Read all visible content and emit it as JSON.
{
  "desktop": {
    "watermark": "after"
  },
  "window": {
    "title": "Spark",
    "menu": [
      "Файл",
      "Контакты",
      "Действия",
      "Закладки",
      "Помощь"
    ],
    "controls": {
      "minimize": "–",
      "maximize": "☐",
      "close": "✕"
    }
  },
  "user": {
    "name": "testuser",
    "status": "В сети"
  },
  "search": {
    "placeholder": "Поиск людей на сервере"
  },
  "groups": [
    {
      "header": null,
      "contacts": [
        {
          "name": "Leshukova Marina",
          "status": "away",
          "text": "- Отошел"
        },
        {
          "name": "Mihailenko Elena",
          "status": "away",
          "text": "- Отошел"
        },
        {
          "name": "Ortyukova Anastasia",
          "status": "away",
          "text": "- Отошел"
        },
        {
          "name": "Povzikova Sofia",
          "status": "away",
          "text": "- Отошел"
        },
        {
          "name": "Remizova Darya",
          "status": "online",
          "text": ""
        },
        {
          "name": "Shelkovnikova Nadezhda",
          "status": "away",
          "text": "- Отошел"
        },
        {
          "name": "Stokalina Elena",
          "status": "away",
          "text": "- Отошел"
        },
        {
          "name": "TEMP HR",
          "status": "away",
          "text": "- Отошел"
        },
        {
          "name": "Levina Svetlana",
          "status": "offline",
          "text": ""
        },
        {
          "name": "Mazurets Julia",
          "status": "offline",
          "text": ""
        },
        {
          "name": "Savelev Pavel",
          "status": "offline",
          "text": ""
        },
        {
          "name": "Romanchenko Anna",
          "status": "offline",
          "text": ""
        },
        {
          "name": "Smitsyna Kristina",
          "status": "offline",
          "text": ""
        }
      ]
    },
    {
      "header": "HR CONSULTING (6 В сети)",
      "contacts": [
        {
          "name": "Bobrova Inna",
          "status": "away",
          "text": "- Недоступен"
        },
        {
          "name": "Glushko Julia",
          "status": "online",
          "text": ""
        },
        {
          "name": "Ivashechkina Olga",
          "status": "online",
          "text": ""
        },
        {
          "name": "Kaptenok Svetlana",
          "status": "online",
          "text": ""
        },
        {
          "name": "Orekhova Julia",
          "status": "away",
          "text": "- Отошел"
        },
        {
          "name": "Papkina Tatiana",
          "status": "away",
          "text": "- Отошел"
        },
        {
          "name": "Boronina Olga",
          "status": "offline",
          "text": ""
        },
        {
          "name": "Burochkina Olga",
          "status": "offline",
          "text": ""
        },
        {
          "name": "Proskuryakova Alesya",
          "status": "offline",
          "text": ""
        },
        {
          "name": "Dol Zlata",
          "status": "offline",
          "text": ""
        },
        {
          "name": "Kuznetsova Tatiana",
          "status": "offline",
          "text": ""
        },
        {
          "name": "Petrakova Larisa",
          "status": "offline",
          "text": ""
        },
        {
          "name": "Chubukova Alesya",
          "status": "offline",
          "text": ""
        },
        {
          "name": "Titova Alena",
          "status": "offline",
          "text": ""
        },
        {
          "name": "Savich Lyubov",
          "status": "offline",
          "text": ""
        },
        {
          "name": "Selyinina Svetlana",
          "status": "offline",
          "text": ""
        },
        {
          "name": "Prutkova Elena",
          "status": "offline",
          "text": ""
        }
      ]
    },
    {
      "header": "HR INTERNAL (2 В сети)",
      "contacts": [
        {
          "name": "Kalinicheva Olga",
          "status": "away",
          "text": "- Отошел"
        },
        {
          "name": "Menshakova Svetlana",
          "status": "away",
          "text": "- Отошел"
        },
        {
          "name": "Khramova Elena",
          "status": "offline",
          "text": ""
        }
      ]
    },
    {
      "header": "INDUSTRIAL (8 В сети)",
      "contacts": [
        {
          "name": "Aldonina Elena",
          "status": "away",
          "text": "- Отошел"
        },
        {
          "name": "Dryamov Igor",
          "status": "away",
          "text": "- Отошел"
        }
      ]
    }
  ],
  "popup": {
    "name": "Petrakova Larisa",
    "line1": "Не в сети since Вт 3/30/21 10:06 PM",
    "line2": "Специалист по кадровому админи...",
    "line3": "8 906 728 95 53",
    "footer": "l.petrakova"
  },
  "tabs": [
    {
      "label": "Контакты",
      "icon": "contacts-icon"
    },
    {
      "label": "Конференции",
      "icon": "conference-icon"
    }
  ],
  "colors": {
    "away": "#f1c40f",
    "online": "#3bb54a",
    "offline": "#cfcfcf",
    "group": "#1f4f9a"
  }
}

--------------------------------------------------

TASK TO COMPLETE = Faithfully copy every entry, leaving nothing out.

REPLY TO THE EXERCISE =
Read all visible content and emit it as JSON.
{
  "desktop": {
    "watermark": "after"
  },
  "window": {
    "title": "Spark",
    "menu": [
      "Файл",
      "Контакты",
      "Действия",
      "Закладки",
      "Помощь"
    ],
    "controls": {
      "minimize": "–",
      "maximize": "☐",
      "close": "✕"
    }
  },
  "user": {
    "name": "testuser",
    "status": "В сети"
  },
  "search": {
    "placeholder": "Поиск людей на сервере"
  },
  "groups": [
    {
      "header": null,
      "contacts": [
        {
          "name": "Leshukova Marina",
          "status": "away",
          "text": "- Отошел"
        },
        {
          "name": "Mihailenko Elena",
          "status": "away",
          "text": "- Отошел"
        },
        {
          "name": "Ortyukova Anastasia",
          "status": "away",
          "text": "- Отошел"
        },
        {
          "name": "Povzikova Sofia",
          "status": "away",
          "text": "- Отошел"
        },
        {
          "name": "Remizova Darya",
          "status": "online",
          "text": ""
        },
        {
          "name": "Shelkovnikova Nadezhda",
          "status": "away",
          "text": "- Отошел"
        },
        {
          "name": "Stokalina Elena",
          "status": "away",
          "text": "- Отошел"
        },
        {
          "name": "TEMP HR",
          "status": "away",
          "text": "- Отошел"
        },
        {
          "name": "Levina Svetlana",
          "status": "offline",
          "text": ""
        },
        {
          "name": "Mazurets Julia",
          "status": "offline",
          "text": ""
        },
        {
          "name": "Savelev Pavel",
          "status": "offline",
          "text": ""
        },
        {
          "name": "Romanchenko Anna",
          "status": "offline",
          "text": ""
        },
        {
          "name": "Smitsyna Kristina",
          "status": "offline",
          "text": ""
        }
      ]
    },
    {
      "header": "HR CONSULTING (6 В сети)",
      "contacts": [
        {
          "name": "Bobrova Inna",
          "status": "away",
          "text": "- Недоступен"
        },
        {
          "name": "Glushko Julia",
          "status": "online",
          "text": ""
        },
        {
          "name": "Ivashechkina Olga",
          "status": "online",
          "text": ""
        },
        {
          "name": "Kaptenok Svetlana",
          "status": "online",
          "text": ""
        },
        {
          "name": "Orekhova Julia",
          "status": "away",
          "text": "- Отошел"
        },
        {
          "name": "Papkina Tatiana",
          "status": "away",
          "text": "- Отошел"
        },
        {
          "name": "Boronina Olga",
          "status": "offline",
          "text": ""
        },
        {
          "name": "Burochkina Olga",
          "status": "offline",
          "text": ""
        },
        {
          "name": "Proskuryakova Alesya",
          "status": "offline",
          "text": ""
        },
        {
          "name": "Dol Zlata",
          "status": "offline",
          "text": ""
        },
        {
          "name": "Kuznetsova Tatiana",
          "status": "offline",
          "text": ""
        },
        {
          "name": "Petrakova Larisa",
          "status": "offline",
          "text": ""
        },
        {
          "name": "Chubukova Alesya",
          "status": "offline",
          "text": ""
        },
        {
          "name": "Titova Alena",
          "status": "offline",
          "text": ""
        },
        {
          "name": "Savich Lyubov",
          "status": "offline",
          "text": ""
        },
        {
          "name": "Selyinina Svetlana",
          "status": "offline",
          "text": ""
        },
        {
          "name": "Prutkova Elena",
          "status": "offline",
          "text": ""
        }
      ]
    },
    {
      "header": "HR INTERNAL (2 В сети)",
      "contacts": [
        {
          "name": "Kalinicheva Olga",
          "status": "away",
          "text": "- Отошел"
        },
        {
          "name": "Menshakova Svetlana",
          "status": "away",
          "text": "- Отошел"
        },
        {
          "name": "Khramova Elena",
          "status": "offline",
          "text": ""
        }
      ]
    },
    {
      "header": "INDUSTRIAL (8 В сети)",
      "contacts": [
        {
          "name": "Aldonina Elena",
          "status": "away",
          "text": "- Отошел"
        },
        {
          "name": "Dryamov Igor",
          "status": "away",
          "text": "- Отошел"
        }
      ]
    }
  ],
  "popup": {
    "name": "Petrakova Larisa",
    "line1": "Не в сети since Вт 3/30/21 10:06 PM",
    "line2": "Специалист по кадровому админи...",
    "line3": "8 906 728 95 53",
    "footer": "l.petrakova"
  },
  "tabs": [
    {
      "label": "Контакты",
      "icon": "contacts-icon"
    },
    {
      "label": "Конференции",
      "icon": "conference-icon"
    }
  ],
  "colors": {
    "away": "#f1c40f",
    "online": "#3bb54a",
    "offline": "#cfcfcf",
    "group": "#1f4f9a"
  }
}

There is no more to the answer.